● What is being asked: Reproduce all records exactly.
******************************
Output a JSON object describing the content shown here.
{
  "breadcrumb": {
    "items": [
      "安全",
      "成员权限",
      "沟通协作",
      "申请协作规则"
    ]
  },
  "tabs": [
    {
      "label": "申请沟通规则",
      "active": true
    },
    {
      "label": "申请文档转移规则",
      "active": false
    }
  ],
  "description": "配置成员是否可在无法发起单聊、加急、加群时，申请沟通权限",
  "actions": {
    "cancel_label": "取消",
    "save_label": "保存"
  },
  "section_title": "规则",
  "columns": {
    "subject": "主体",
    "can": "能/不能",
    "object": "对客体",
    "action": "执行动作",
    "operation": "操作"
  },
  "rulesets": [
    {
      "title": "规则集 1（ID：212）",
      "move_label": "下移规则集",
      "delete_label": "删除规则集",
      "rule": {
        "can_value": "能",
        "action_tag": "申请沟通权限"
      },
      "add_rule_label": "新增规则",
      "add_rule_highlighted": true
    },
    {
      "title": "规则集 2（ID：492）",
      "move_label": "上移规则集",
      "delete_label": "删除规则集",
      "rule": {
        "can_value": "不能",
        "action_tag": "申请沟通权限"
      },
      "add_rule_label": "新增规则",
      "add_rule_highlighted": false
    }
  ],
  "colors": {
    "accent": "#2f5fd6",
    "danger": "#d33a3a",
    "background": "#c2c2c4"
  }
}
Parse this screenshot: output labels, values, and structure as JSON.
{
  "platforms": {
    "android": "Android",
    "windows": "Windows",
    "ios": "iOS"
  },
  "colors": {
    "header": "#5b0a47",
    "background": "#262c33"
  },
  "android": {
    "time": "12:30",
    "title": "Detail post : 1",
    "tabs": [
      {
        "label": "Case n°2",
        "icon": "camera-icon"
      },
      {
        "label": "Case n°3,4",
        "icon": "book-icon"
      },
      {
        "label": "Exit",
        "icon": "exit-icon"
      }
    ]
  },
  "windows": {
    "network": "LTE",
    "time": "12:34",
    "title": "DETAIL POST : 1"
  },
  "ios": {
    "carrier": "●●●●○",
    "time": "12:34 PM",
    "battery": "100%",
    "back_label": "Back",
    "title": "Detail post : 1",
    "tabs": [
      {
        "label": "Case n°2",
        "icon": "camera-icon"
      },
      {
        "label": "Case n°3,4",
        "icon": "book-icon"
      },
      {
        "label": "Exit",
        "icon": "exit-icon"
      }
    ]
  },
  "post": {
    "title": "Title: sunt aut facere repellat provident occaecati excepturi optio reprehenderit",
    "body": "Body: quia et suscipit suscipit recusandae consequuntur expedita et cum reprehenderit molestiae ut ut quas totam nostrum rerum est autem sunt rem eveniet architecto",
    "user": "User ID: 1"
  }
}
******************************
● Complete answer:
Output a JSON object describing the content shown here.
{
  "breadcrumb": {
    "items": [
      "安全",
      "成员权限",
      "沟通协作",
      "申请协作规则"
    ]
  },
  "tabs": [
    {
      "label": "申请沟通规则",
      "active": true
    },
    {
      "label": "申请文档转移规则",
      "active": false
    }
  ],
  "description": "配置成员是否可在无法发起单聊、加急、加群时，申请沟通权限",
  "actions": {
    "cancel_label": "取消",
    "save_label": "保存"
  },
  "section_title": "规则",
  "columns": {
    "subject": "主体",
    "can": "能/不能",
    "object": "对客体",
    "action": "执行动作",
    "operation": "操作"
  },
  "rulesets": [
    {
      "title": "规则集 1（ID：212）",
      "move_label": "下移规则集",
      "delete_label": "删除规则集",
      "rule": {
        "can_value": "能",
        "action_tag": "申请沟通权限"
      },
      "add_rule_label": "新增规则",
      "add_rule_highlighted": true
    },
    {
      "title": "规则集 2（ID：492）",
      "move_label": "上移规则集",
      "delete_label": "删除规则集",
      "rule": {
        "can_value": "不能",
        "action_tag": "申请沟通权限"
      },
      "add_rule_label": "新增规则",
      "add_rule_highlighted": false
    }
  ],
  "colors": {
    "accent": "#2f5fd6",
    "danger": "#d33a3a",
    "background": "#c2c2c4"
  }
}
Parse this screenshot: output labels, values, and structure as JSON.
{
  "platforms": {
    "android": "Android",
    "windows": "Windows",
    "ios": "iOS"
  },
  "colors": {
    "header": "#5b0a47",
    "background": "#262c33"
  },
  "android": {
    "time": "12:30",
    "title": "Detail post : 1",
    "tabs": [
      {
        "label": "Case n°2",
        "icon": "camera-icon"
      },
      {
        "label": "Case n°3,4",
        "icon": "book-icon"
      },
      {
        "label": "Exit",
        "icon": "exit-icon"
      }
    ]
  },
  "windows": {
    "network": "LTE",
    "time": "12:34",
    "title": "DETAIL POST : 1"
  },
  "ios": {
    "carrier": "●●●●○",
    "time": "12:34 PM",
    "battery": "100%",
    "back_label": "Back",
    "title": "Detail post : 1",
    "tabs": [
      {
        "label": "Case n°2",
        "icon": "camera-icon"
      },
      {
        "label": "Case n°3,4",
        "icon": "book-icon"
      },
      {
        "label": "Exit",
        "icon": "exit-icon"
      }
    ]
  },
  "post": {
    "title": "Title: sunt aut facere repellat provident occaecati excepturi optio reprehenderit",
    "body": "Body: quia et suscipit suscipit recusandae consequuntur expedita et cum reprehenderit molestiae ut ut quas totam nostrum rerum est autem sunt rem eveniet architecto",
    "user": "User ID: 1"
  }
}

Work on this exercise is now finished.